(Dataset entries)
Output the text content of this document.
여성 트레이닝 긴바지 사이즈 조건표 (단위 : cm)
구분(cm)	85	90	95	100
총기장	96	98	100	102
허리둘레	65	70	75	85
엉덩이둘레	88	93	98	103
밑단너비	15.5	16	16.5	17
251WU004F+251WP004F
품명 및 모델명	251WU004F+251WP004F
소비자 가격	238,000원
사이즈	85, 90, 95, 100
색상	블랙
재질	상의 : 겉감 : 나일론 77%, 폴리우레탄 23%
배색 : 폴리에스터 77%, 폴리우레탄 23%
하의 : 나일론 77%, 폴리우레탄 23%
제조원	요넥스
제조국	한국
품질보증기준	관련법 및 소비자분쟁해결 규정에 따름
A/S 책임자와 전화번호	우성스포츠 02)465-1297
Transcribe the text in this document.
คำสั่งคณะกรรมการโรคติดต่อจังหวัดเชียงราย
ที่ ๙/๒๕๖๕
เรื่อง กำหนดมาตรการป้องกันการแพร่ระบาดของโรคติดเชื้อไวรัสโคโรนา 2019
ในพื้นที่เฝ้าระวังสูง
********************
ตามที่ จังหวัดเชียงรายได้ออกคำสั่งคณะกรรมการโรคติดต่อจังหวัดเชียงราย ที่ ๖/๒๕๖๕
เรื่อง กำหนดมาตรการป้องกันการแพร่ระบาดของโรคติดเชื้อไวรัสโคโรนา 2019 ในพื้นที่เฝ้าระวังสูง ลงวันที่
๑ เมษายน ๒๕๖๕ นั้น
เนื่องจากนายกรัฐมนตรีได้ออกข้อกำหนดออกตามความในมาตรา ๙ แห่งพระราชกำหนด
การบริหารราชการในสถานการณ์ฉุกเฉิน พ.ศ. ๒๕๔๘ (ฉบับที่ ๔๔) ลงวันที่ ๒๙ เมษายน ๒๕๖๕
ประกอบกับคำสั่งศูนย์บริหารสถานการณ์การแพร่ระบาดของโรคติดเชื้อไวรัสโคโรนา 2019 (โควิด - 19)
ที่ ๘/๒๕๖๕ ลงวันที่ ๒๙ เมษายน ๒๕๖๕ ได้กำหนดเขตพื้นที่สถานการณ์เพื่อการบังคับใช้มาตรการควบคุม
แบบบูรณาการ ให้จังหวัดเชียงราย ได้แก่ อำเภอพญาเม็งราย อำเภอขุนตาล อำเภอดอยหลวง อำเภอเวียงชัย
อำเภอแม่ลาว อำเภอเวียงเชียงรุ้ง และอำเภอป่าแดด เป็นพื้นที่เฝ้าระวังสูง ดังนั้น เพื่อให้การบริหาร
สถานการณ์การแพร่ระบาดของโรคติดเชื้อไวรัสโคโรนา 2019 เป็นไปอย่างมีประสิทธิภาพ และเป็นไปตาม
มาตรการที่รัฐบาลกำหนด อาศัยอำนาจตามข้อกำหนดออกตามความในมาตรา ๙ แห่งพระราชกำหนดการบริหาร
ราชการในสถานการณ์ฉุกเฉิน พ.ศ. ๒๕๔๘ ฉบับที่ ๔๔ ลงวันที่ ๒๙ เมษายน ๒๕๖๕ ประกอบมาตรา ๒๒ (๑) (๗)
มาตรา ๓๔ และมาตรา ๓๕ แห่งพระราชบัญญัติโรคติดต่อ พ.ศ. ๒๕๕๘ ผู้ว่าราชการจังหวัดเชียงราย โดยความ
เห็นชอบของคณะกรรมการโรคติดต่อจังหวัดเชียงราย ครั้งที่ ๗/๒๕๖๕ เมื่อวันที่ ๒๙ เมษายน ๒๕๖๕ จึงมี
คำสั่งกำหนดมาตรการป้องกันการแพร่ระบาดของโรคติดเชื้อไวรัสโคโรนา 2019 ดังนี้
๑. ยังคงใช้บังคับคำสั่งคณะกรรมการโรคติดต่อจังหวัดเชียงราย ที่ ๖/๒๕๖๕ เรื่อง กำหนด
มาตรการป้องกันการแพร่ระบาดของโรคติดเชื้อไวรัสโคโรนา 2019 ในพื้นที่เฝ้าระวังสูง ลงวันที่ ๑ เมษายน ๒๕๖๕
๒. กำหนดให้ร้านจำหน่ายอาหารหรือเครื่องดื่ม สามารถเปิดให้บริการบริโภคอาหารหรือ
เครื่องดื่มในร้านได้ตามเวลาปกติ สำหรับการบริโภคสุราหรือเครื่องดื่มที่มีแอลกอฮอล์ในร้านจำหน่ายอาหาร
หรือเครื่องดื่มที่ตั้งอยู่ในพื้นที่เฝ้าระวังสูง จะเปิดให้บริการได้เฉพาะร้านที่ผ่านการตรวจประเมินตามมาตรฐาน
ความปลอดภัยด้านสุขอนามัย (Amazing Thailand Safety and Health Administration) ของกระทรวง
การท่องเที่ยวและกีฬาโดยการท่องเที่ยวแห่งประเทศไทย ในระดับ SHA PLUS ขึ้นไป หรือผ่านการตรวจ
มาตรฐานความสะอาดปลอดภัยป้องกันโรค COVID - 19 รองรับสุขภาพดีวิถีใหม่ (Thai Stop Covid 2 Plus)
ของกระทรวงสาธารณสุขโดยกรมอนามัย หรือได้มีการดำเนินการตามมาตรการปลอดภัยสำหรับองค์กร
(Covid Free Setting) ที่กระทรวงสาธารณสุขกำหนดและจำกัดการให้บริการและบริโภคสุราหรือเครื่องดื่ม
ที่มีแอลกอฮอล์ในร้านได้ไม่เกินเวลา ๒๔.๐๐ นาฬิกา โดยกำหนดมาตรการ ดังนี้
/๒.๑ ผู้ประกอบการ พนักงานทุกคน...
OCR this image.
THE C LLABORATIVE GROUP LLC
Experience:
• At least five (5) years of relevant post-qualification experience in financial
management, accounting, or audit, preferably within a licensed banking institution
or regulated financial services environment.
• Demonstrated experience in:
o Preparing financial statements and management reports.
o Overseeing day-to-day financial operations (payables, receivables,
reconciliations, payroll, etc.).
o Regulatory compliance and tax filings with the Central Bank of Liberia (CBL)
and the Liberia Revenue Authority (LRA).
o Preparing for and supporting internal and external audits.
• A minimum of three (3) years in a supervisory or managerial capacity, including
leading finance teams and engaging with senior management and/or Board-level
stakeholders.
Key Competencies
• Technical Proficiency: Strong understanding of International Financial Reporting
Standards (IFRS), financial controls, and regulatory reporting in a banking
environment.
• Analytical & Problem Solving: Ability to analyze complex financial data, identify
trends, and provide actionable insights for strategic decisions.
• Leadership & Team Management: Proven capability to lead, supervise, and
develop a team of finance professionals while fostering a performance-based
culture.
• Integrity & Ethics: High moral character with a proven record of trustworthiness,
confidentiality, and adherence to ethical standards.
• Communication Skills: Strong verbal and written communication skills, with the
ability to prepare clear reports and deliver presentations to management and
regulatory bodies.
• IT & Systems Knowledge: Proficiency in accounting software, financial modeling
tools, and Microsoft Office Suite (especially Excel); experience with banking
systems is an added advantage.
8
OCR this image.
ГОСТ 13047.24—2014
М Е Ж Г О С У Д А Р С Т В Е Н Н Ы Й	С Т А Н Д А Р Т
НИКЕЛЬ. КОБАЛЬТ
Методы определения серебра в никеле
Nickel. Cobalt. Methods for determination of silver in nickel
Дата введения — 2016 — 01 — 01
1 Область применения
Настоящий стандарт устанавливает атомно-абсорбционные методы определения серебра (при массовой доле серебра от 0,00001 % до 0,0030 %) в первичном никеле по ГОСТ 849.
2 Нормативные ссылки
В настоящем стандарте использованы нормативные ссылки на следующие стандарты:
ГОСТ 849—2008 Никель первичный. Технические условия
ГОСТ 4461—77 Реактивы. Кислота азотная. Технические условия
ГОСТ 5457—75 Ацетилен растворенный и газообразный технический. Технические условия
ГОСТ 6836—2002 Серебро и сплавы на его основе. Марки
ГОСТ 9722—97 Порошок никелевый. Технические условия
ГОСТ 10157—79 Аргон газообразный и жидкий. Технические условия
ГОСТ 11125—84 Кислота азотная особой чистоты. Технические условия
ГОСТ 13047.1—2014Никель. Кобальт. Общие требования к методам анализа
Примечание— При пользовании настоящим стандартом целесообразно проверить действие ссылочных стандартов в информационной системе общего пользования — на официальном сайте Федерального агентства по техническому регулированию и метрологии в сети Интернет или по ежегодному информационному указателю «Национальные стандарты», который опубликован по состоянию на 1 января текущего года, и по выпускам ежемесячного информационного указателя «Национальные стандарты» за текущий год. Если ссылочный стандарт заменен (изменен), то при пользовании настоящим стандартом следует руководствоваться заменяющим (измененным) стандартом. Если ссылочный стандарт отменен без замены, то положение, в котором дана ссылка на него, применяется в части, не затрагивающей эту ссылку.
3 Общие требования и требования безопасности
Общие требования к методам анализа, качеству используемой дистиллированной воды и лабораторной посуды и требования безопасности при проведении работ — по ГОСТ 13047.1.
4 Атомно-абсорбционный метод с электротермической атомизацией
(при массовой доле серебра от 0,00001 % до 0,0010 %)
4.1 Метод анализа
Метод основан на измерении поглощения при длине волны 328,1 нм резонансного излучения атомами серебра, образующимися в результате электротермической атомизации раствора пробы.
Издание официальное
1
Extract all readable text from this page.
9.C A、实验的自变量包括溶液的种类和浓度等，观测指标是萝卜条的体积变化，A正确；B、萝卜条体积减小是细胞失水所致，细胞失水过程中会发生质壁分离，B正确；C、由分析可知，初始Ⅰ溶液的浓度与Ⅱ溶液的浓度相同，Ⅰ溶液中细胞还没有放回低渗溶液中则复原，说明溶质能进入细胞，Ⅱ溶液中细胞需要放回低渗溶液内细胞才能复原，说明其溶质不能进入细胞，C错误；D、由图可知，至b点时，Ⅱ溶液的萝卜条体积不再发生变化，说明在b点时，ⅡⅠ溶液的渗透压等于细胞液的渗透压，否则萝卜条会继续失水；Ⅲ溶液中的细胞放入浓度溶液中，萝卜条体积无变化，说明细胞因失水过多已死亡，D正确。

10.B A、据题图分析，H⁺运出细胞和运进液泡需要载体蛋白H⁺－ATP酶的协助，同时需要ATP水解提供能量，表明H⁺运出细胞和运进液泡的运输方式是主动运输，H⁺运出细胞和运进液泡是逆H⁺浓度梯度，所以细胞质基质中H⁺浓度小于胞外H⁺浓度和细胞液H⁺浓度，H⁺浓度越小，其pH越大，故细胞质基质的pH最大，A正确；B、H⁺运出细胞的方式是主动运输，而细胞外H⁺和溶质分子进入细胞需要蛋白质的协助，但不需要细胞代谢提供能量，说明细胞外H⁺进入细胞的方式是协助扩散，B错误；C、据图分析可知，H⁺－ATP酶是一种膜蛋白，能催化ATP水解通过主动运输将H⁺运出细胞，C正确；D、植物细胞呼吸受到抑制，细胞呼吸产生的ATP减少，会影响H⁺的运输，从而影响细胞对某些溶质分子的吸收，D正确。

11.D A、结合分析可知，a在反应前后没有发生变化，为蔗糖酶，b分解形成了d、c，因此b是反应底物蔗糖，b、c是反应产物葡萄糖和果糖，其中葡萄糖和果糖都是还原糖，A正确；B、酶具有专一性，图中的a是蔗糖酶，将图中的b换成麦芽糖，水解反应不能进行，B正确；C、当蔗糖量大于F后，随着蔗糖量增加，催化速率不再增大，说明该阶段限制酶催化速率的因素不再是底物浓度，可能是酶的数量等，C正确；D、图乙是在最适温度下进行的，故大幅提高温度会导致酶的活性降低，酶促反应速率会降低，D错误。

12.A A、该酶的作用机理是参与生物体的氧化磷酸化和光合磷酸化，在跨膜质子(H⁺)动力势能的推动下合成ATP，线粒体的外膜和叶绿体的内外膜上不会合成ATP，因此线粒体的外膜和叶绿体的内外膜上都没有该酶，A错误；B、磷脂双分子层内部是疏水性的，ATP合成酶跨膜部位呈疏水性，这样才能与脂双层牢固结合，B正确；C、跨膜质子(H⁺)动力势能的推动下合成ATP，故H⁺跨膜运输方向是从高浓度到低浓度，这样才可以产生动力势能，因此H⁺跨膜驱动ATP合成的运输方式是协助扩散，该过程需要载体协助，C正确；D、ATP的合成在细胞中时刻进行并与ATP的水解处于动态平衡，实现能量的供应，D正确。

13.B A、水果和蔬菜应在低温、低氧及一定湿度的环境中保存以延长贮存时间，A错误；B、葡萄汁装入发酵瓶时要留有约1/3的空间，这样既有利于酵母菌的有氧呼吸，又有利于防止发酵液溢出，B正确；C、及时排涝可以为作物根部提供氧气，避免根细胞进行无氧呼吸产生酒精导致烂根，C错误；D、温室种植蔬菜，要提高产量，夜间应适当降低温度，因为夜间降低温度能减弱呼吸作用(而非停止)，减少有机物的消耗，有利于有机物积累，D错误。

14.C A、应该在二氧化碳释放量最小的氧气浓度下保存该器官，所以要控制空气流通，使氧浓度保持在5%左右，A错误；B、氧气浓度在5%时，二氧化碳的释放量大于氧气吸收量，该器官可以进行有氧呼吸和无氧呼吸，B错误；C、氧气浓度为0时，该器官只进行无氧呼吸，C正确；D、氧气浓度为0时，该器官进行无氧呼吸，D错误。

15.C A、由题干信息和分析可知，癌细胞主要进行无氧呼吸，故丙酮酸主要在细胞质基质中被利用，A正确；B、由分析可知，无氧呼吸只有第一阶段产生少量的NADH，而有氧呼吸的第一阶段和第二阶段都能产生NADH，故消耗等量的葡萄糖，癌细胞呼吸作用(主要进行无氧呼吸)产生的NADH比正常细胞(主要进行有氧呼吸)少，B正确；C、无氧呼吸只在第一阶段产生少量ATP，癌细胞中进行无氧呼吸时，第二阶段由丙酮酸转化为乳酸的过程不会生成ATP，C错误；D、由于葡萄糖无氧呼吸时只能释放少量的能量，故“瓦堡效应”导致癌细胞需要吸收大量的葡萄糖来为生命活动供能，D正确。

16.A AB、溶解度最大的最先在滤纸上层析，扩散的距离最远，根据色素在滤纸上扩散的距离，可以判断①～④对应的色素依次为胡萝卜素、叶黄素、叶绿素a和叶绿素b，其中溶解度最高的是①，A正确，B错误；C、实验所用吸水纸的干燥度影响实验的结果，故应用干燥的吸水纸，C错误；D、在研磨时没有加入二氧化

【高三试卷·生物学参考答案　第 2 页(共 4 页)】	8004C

→ Exercise description
Which lines above contain "เมษายน"? Show each of them.

→ Solution to the exercise
๑ เมษายน ๒๕๖๕ นั้น
การบริหารราชการในสถานการณ์ฉุกเฉิน พ.ศ. ๒๕๔๘ (ฉบับที่ ๔๔) ลงวันที่ ๒๙ เมษายน ๒๕๖๕
ที่ ๘/๒๕๖๕ ลงวันที่ ๒๙ เมษายน ๒๕๖๕ ได้กำหนดเขตพื้นที่สถานการณ์เพื่อการบังคับใช้มาตรการควบคุม
ราชการในสถานการณ์ฉุกเฉิน พ.ศ. ๒๕๔๘ ฉบับที่ ๔๔ ลงวันที่ ๒๙ เมษายน ๒๕๖๕ ประกอบมาตรา ๒๒ (๑) (๗)
เห็นชอบของคณะกรรมการโรคติดต่อจังหวัดเชียงราย ครั้งที่ ๗/๒๕๖๕ เมื่อวันที่ ๒๙ เมษายน ๒๕๖๕ จึงมี
มาตรการป้องกันการแพร่ระบาดของโรคติดเชื้อไวรัสโคโรนา 2019 ในพื้นที่เฝ้าระวังสูง ลงวันที่ ๑ เมษายน ๒๕๖๕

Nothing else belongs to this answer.